## begin
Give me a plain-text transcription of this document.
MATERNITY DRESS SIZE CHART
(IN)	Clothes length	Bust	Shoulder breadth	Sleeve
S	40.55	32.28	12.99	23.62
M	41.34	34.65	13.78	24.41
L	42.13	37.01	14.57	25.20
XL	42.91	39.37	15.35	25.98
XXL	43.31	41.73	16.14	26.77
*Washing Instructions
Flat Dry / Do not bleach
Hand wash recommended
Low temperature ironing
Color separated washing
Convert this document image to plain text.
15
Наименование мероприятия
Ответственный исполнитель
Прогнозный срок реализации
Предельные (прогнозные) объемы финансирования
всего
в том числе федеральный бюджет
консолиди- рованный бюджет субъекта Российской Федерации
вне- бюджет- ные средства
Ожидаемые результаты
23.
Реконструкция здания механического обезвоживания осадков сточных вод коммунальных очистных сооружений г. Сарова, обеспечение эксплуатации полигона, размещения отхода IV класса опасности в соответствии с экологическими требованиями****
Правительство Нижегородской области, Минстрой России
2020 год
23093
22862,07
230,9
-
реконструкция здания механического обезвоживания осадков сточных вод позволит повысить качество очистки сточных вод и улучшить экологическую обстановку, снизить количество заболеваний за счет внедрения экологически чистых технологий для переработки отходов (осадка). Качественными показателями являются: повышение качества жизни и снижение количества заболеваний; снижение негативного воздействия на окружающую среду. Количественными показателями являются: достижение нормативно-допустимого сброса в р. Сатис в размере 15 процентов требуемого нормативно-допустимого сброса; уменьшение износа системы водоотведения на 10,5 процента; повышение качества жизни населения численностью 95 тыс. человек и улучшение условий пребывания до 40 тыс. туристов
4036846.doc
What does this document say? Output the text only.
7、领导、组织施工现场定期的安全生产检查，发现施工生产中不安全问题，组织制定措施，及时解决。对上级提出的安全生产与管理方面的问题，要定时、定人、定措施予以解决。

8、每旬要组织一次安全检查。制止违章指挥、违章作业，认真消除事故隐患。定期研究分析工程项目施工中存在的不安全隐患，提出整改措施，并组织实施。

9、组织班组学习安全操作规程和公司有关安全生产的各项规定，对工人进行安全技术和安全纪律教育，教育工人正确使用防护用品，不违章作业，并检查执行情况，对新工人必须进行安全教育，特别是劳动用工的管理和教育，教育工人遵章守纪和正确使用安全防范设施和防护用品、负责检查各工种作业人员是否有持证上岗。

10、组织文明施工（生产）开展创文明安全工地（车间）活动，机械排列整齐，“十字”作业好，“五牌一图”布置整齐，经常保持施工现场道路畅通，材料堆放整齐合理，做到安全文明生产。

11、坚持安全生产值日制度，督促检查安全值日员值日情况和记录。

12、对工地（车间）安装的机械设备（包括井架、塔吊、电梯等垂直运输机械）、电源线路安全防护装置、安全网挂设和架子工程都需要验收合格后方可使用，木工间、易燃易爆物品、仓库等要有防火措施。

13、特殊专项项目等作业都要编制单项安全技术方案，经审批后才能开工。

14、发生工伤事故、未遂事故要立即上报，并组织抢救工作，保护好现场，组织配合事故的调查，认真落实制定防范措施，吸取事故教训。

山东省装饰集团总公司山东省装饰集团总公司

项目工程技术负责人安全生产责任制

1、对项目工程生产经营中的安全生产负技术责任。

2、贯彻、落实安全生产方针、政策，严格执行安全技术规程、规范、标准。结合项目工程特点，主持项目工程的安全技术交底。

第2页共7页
## end
(PROBLEM REQUIREMENTS)
Print all of the entries exactly as they are written.

(CORRECT RESPONSE)
Give me a plain-text transcription of this document.
MATERNITY DRESS SIZE CHART
(IN)	Clothes length	Bust	Shoulder breadth	Sleeve
S	40.55	32.28	12.99	23.62
M	41.34	34.65	13.78	24.41
L	42.13	37.01	14.57	25.20
XL	42.91	39.37	15.35	25.98
XXL	43.31	41.73	16.14	26.77
*Washing Instructions
Flat Dry / Do not bleach
Hand wash recommended
Low temperature ironing
Color separated washing
Convert this document image to plain text.
15
Наименование мероприятия
Ответственный исполнитель
Прогнозный срок реализации
Предельные (прогнозные) объемы финансирования
всего
в том числе федеральный бюджет
консолиди- рованный бюджет субъекта Российской Федерации
вне- бюджет- ные средства
Ожидаемые результаты
23.
Реконструкция здания механического обезвоживания осадков сточных вод коммунальных очистных сооружений г. Сарова, обеспечение эксплуатации полигона, размещения отхода IV класса опасности в соответствии с экологическими требованиями****
Правительство Нижегородской области, Минстрой России
2020 год
23093
22862,07
230,9
-
реконструкция здания механического обезвоживания осадков сточных вод позволит повысить качество очистки сточных вод и улучшить экологическую обстановку, снизить количество заболеваний за счет внедрения экологически чистых технологий для переработки отходов (осадка). Качественными показателями являются: повышение качества жизни и снижение количества заболеваний; снижение негативного воздействия на окружающую среду. Количественными показателями являются: достижение нормативно-допустимого сброса в р. Сатис в размере 15 процентов требуемого нормативно-допустимого сброса; уменьшение износа системы водоотведения на 10,5 процента; повышение качества жизни населения численностью 95 тыс. человек и улучшение условий пребывания до 40 тыс. туристов
4036846.doc
What does this document say? Output the text only.
7、领导、组织施工现场定期的安全生产检查，发现施工生产中不安全问题，组织制定措施，及时解决。对上级提出的安全生产与管理方面的问题，要定时、定人、定措施予以解决。

8、每旬要组织一次安全检查。制止违章指挥、违章作业，认真消除事故隐患。定期研究分析工程项目施工中存在的不安全隐患，提出整改措施，并组织实施。

9、组织班组学习安全操作规程和公司有关安全生产的各项规定，对工人进行安全技术和安全纪律教育，教育工人正确使用防护用品，不违章作业，并检查执行情况，对新工人必须进行安全教育，特别是劳动用工的管理和教育，教育工人遵章守纪和正确使用安全防范设施和防护用品、负责检查各工种作业人员是否有持证上岗。

10、组织文明施工（生产）开展创文明安全工地（车间）活动，机械排列整齐，“十字”作业好，“五牌一图”布置整齐，经常保持施工现场道路畅通，材料堆放整齐合理，做到安全文明生产。

11、坚持安全生产值日制度，督促检查安全值日员值日情况和记录。

12、对工地（车间）安装的机械设备（包括井架、塔吊、电梯等垂直运输机械）、电源线路安全防护装置、安全网挂设和架子工程都需要验收合格后方可使用，木工间、易燃易爆物品、仓库等要有防火措施。

13、特殊专项项目等作业都要编制单项安全技术方案，经审批后才能开工。

14、发生工伤事故、未遂事故要立即上报，并组织抢救工作，保护好现场，组织配合事故的调查，认真落实制定防范措施，吸取事故教训。

山东省装饰集团总公司山东省装饰集团总公司

项目工程技术负责人安全生产责任制

1、对项目工程生产经营中的安全生产负技术责任。

2、贯彻、落实安全生产方针、政策，严格执行安全技术规程、规范、标准。结合项目工程特点，主持项目工程的安全技术交底。

第2页共7页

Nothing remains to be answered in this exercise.